Collected data entries:

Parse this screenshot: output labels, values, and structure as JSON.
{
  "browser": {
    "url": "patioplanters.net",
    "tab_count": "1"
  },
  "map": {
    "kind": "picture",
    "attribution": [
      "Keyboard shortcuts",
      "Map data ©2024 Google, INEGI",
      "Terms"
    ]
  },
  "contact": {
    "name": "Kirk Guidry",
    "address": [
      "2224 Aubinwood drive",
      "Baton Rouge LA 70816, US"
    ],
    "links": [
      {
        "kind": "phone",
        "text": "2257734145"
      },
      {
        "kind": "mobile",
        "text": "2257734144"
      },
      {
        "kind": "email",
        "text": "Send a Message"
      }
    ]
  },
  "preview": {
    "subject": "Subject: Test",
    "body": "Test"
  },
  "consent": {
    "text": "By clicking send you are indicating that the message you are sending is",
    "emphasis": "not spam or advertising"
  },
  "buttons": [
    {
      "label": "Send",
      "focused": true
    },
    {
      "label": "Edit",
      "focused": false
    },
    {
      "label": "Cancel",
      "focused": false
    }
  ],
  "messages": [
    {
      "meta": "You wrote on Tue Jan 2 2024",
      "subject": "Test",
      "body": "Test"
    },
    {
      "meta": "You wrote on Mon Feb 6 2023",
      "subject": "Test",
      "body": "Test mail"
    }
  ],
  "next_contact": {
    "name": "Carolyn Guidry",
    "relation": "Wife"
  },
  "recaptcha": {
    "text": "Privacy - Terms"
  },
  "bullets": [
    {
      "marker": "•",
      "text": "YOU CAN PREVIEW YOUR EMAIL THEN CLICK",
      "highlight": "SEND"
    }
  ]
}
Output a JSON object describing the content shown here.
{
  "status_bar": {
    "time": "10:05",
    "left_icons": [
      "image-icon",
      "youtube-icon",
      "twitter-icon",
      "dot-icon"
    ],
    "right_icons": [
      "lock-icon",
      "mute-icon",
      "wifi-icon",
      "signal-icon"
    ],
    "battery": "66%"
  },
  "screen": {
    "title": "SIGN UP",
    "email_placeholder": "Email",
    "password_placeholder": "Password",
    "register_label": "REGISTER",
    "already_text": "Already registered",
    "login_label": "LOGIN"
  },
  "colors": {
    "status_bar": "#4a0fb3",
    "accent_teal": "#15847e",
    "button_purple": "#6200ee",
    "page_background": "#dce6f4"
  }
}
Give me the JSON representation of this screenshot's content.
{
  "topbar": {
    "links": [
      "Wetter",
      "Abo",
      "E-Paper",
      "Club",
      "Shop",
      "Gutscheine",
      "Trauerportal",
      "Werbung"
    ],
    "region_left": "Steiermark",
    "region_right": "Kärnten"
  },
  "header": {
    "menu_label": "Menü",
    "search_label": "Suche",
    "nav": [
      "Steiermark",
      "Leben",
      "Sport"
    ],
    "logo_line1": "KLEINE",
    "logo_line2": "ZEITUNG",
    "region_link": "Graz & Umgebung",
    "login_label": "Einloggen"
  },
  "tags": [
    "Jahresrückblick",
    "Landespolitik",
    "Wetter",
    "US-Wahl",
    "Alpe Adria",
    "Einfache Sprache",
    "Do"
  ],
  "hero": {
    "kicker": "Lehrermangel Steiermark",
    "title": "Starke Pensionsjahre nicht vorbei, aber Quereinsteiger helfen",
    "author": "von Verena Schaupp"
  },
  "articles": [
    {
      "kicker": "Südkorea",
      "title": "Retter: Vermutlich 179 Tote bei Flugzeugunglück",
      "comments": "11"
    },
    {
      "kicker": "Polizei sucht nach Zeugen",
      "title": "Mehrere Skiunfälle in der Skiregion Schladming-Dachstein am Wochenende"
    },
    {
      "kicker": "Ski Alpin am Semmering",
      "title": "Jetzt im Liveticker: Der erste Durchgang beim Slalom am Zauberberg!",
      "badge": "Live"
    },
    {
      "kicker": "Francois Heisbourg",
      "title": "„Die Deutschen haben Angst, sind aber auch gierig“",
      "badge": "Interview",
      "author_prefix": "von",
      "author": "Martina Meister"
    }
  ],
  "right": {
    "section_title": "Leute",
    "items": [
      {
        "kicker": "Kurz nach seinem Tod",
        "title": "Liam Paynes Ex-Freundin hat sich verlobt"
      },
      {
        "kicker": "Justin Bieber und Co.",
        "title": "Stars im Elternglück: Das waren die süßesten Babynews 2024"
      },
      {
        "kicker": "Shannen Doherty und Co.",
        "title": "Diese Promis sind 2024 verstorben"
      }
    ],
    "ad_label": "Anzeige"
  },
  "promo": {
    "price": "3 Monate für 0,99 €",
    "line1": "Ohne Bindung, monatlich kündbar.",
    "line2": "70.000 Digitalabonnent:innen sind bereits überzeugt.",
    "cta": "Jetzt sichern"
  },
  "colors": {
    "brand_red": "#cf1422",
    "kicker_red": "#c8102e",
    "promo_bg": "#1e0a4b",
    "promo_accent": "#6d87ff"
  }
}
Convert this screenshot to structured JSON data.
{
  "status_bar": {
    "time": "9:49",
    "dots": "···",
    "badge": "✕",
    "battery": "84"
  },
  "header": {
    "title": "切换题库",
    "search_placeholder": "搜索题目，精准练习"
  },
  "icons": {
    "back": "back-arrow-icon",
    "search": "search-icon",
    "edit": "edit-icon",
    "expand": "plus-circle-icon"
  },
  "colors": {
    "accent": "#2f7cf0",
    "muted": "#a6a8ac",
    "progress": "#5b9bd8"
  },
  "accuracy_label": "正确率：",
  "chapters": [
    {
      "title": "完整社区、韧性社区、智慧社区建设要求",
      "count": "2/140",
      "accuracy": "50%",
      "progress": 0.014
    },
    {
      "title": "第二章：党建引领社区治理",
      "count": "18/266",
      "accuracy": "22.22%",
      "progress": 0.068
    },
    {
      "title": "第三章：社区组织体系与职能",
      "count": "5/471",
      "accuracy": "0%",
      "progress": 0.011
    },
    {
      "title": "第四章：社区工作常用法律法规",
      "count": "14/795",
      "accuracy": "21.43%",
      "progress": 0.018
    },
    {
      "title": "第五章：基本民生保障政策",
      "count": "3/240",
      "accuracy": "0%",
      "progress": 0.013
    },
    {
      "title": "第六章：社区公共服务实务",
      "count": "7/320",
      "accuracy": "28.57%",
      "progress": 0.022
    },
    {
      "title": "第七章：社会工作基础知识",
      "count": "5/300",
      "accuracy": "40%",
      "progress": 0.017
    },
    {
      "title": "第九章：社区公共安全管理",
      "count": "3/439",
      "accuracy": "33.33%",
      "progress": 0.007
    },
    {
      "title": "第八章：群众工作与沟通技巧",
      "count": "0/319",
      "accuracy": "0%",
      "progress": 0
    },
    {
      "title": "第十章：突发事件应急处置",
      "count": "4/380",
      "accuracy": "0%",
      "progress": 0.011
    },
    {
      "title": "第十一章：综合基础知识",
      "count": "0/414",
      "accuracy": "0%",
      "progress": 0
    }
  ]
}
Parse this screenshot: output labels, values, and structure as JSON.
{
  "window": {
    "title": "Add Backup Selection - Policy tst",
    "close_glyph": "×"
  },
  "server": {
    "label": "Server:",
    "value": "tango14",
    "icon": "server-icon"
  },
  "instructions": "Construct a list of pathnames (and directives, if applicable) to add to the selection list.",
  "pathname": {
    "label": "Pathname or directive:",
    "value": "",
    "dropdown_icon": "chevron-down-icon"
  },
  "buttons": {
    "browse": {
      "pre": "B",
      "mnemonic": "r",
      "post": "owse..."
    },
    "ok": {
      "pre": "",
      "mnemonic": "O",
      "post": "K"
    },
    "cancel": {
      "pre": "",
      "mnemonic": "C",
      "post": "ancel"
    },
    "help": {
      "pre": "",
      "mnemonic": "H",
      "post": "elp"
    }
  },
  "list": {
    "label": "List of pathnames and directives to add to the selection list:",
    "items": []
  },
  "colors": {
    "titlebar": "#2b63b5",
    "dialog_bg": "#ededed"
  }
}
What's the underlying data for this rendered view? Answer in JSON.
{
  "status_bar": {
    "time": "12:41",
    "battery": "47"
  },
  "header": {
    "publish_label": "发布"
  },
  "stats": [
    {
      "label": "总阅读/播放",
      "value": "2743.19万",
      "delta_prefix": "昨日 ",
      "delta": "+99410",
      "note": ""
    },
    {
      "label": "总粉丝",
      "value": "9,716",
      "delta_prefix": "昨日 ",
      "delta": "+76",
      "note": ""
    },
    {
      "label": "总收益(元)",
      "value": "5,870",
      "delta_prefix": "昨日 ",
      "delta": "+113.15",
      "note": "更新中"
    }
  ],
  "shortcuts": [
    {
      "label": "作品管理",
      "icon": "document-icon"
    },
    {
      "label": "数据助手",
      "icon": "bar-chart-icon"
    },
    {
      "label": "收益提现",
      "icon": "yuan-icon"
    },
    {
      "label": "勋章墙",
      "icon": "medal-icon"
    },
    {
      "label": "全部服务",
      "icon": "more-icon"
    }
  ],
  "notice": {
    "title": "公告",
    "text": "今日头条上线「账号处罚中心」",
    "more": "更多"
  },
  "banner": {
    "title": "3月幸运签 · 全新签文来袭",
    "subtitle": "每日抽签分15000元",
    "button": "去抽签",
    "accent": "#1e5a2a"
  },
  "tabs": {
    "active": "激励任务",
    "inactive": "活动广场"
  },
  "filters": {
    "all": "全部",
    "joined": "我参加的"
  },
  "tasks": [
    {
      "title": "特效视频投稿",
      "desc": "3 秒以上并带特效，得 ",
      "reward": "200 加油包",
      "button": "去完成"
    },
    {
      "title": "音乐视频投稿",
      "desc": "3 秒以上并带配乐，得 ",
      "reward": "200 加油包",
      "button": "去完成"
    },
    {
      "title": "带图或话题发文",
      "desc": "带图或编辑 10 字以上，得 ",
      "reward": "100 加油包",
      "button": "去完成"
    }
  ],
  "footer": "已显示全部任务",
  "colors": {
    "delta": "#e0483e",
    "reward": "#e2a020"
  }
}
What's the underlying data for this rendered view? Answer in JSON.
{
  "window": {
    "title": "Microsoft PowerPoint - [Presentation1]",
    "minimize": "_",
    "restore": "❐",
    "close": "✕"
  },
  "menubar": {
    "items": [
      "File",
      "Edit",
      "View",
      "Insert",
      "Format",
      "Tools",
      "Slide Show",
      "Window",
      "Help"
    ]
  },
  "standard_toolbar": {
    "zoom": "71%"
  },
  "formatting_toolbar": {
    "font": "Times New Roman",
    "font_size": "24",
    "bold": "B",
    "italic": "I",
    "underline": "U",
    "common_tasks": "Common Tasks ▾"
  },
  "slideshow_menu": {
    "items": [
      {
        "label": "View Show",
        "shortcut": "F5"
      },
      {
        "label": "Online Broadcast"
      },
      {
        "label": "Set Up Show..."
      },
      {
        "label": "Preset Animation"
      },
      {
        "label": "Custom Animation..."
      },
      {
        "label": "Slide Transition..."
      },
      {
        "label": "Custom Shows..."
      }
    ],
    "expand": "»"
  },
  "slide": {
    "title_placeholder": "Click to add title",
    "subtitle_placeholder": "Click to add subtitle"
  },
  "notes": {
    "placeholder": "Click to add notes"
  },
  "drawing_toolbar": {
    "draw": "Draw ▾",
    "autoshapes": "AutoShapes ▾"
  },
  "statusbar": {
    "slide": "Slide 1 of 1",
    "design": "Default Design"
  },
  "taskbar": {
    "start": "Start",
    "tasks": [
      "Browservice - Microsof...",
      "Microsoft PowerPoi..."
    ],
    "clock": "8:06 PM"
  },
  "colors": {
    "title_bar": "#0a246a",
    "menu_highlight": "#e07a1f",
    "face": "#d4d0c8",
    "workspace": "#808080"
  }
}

What is required ▸
Gather from the records above every line containing the string "Animation".

Answer ▸
        "label": "Preset Animation"
        "label": "Custom Animation..."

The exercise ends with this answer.